Input data ▸
<<<<
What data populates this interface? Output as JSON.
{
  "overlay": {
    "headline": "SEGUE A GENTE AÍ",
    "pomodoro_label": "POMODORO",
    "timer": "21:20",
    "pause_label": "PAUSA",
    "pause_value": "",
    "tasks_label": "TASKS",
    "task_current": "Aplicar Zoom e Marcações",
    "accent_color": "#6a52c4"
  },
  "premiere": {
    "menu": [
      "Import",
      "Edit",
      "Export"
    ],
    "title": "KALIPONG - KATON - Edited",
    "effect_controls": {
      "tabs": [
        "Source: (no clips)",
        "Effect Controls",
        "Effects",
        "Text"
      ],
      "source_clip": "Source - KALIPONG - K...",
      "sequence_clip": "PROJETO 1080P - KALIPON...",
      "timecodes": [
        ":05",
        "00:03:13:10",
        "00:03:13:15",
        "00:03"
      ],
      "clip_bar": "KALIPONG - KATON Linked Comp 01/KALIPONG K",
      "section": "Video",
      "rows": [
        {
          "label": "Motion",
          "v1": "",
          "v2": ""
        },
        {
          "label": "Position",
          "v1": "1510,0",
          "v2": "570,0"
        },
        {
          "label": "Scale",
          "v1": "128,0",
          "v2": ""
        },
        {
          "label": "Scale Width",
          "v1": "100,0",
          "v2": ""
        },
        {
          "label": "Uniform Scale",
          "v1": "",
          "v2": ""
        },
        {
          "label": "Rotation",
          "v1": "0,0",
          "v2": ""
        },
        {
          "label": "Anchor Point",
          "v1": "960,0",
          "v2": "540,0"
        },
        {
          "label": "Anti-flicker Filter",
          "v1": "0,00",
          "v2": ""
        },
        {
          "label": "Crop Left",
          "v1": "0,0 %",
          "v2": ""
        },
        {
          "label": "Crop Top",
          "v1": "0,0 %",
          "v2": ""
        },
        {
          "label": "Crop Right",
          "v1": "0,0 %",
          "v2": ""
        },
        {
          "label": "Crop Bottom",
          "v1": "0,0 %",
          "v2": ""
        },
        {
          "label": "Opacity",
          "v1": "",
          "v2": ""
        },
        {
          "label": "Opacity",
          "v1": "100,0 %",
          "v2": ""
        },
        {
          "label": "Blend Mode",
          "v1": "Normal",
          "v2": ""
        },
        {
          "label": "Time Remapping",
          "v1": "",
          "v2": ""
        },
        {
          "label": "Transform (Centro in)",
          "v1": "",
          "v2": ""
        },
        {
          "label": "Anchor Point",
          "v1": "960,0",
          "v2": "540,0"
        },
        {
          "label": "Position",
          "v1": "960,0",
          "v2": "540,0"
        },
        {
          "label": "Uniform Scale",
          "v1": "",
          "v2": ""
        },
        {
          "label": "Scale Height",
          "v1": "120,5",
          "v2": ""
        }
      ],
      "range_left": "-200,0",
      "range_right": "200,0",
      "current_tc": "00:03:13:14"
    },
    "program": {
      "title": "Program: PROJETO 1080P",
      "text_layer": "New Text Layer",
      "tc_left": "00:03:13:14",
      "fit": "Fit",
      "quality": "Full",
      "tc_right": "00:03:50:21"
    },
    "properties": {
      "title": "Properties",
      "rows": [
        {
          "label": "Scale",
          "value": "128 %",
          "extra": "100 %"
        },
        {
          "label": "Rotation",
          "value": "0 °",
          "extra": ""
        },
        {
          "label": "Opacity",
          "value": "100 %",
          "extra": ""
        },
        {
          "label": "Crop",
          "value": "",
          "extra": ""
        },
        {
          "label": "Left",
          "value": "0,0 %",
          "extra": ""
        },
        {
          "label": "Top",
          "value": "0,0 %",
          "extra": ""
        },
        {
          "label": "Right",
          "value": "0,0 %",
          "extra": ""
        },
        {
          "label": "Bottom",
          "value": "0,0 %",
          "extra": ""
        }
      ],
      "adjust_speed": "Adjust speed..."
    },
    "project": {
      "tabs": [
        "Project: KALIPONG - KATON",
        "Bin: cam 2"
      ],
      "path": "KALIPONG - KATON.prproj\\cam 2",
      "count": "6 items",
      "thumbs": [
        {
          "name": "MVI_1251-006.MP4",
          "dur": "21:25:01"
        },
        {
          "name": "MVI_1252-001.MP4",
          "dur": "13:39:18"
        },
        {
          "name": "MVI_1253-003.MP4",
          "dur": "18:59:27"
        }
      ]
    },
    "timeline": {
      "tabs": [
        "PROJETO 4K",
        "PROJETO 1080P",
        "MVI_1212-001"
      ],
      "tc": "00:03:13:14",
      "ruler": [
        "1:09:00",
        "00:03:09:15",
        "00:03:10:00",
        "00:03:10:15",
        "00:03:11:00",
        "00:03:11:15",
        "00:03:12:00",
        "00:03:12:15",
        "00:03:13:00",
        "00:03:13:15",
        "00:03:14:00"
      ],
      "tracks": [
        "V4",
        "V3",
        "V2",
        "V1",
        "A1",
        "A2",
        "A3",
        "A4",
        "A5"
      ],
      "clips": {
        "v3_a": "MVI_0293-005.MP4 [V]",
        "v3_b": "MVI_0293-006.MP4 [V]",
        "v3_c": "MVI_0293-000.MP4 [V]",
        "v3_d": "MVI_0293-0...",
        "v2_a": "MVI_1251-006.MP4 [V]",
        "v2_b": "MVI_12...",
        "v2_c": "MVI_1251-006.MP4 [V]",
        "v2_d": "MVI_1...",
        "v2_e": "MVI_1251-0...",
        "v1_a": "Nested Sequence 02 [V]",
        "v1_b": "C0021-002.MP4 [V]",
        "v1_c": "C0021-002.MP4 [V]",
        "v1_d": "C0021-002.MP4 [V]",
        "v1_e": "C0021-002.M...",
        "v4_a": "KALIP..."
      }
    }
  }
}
>>>>
Recopy all the lines exactly as they appear.

What data populates this interface? Output as JSON.
{
  "overlay": {
    "headline": "SEGUE A GENTE AÍ",
    "pomodoro_label": "POMODORO",
    "timer": "21:20",
    "pause_label": "PAUSA",
    "pause_value": "",
    "tasks_label": "TASKS",
    "task_current": "Aplicar Zoom e Marcações",
    "accent_color": "#6a52c4"
  },
  "premiere": {
    "menu": [
      "Import",
      "Edit",
      "Export"
    ],
    "title": "KALIPONG - KATON - Edited",
    "effect_controls": {
      "tabs": [
        "Source: (no clips)",
        "Effect Controls",
        "Effects",
        "Text"
      ],
      "source_clip": "Source - KALIPONG - K...",
      "sequence_clip": "PROJETO 1080P - KALIPON...",
      "timecodes": [
        ":05",
        "00:03:13:10",
        "00:03:13:15",
        "00:03"
      ],
      "clip_bar": "KALIPONG - KATON Linked Comp 01/KALIPONG K",
      "section": "Video",
      "rows": [
        {
          "label": "Motion",
          "v1": "",
          "v2": ""
        },
        {
          "label": "Position",
          "v1": "1510,0",
          "v2": "570,0"
        },
        {
          "label": "Scale",
          "v1": "128,0",
          "v2": ""
        },
        {
          "label": "Scale Width",
          "v1": "100,0",
          "v2": ""
        },
        {
          "label": "Uniform Scale",
          "v1": "",
          "v2": ""
        },
        {
          "label": "Rotation",
          "v1": "0,0",
          "v2": ""
        },
        {
          "label": "Anchor Point",
          "v1": "960,0",
          "v2": "540,0"
        },
        {
          "label": "Anti-flicker Filter",
          "v1": "0,00",
          "v2": ""
        },
        {
          "label": "Crop Left",
          "v1": "0,0 %",
          "v2": ""
        },
        {
          "label": "Crop Top",
          "v1": "0,0 %",
          "v2": ""
        },
        {
          "label": "Crop Right",
          "v1": "0,0 %",
          "v2": ""
        },
        {
          "label": "Crop Bottom",
          "v1": "0,0 %",
          "v2": ""
        },
        {
          "label": "Opacity",
          "v1": "",
          "v2": ""
        },
        {
          "label": "Opacity",
          "v1": "100,0 %",
          "v2": ""
        },
        {
          "label": "Blend Mode",
          "v1": "Normal",
          "v2": ""
        },
        {
          "label": "Time Remapping",
          "v1": "",
          "v2": ""
        },
        {
          "label": "Transform (Centro in)",
          "v1": "",
          "v2": ""
        },
        {
          "label": "Anchor Point",
          "v1": "960,0",
          "v2": "540,0"
        },
        {
          "label": "Position",
          "v1": "960,0",
          "v2": "540,0"
        },
        {
          "label": "Uniform Scale",
          "v1": "",
          "v2": ""
        },
        {
          "label": "Scale Height",
          "v1": "120,5",
          "v2": ""
        }
      ],
      "range_left": "-200,0",
      "range_right": "200,0",
      "current_tc": "00:03:13:14"
    },
    "program": {
      "title": "Program: PROJETO 1080P",
      "text_layer": "New Text Layer",
      "tc_left": "00:03:13:14",
      "fit": "Fit",
      "quality": "Full",
      "tc_right": "00:03:50:21"
    },
    "properties": {
      "title": "Properties",
      "rows": [
        {
          "label": "Scale",
          "value": "128 %",
          "extra": "100 %"
        },
        {
          "label": "Rotation",
          "value": "0 °",
          "extra": ""
        },
        {
          "label": "Opacity",
          "value": "100 %",
          "extra": ""
        },
        {
          "label": "Crop",
          "value": "",
          "extra": ""
        },
        {
          "label": "Left",
          "value": "0,0 %",
          "extra": ""
        },
        {
          "label": "Top",
          "value": "0,0 %",
          "extra": ""
        },
        {
          "label": "Right",
          "value": "0,0 %",
          "extra": ""
        },
        {
          "label": "Bottom",
          "value": "0,0 %",
          "extra": ""
        }
      ],
      "adjust_speed": "Adjust speed..."
    },
    "project": {
      "tabs": [
        "Project: KALIPONG - KATON",
        "Bin: cam 2"
      ],
      "path": "KALIPONG - KATON.prproj\\cam 2",
      "count": "6 items",
      "thumbs": [
        {
          "name": "MVI_1251-006.MP4",
          "dur": "21:25:01"
        },
        {
          "name": "MVI_1252-001.MP4",
          "dur": "13:39:18"
        },
        {
          "name": "MVI_1253-003.MP4",
          "dur": "18:59:27"
        }
      ]
    },
    "timeline": {
      "tabs": [
        "PROJETO 4K",
        "PROJETO 1080P",
        "MVI_1212-001"
      ],
      "tc": "00:03:13:14",
      "ruler": [
        "1:09:00",
        "00:03:09:15",
        "00:03:10:00",
        "00:03:10:15",
        "00:03:11:00",
        "00:03:11:15",
        "00:03:12:00",
        "00:03:12:15",
        "00:03:13:00",
        "00:03:13:15",
        "00:03:14:00"
      ],
      "tracks": [
        "V4",
        "V3",
        "V2",
        "V1",
        "A1",
        "A2",
        "A3",
        "A4",
        "A5"
      ],
      "clips": {
        "v3_a": "MVI_0293-005.MP4 [V]",
        "v3_b": "MVI_0293-006.MP4 [V]",
        "v3_c": "MVI_0293-000.MP4 [V]",
        "v3_d": "MVI_0293-0...",
        "v2_a": "MVI_1251-006.MP4 [V]",
        "v2_b": "MVI_12...",
        "v2_c": "MVI_1251-006.MP4 [V]",
        "v2_d": "MVI_1...",
        "v2_e": "MVI_1251-0...",
        "v1_a": "Nested Sequence 02 [V]",
        "v1_b": "C0021-002.MP4 [V]",
        "v1_c": "C0021-002.MP4 [V]",
        "v1_d": "C0021-002.MP4 [V]",
        "v1_e": "C0021-002.M...",
        "v4_a": "KALIP..."
      }
    }
  }
}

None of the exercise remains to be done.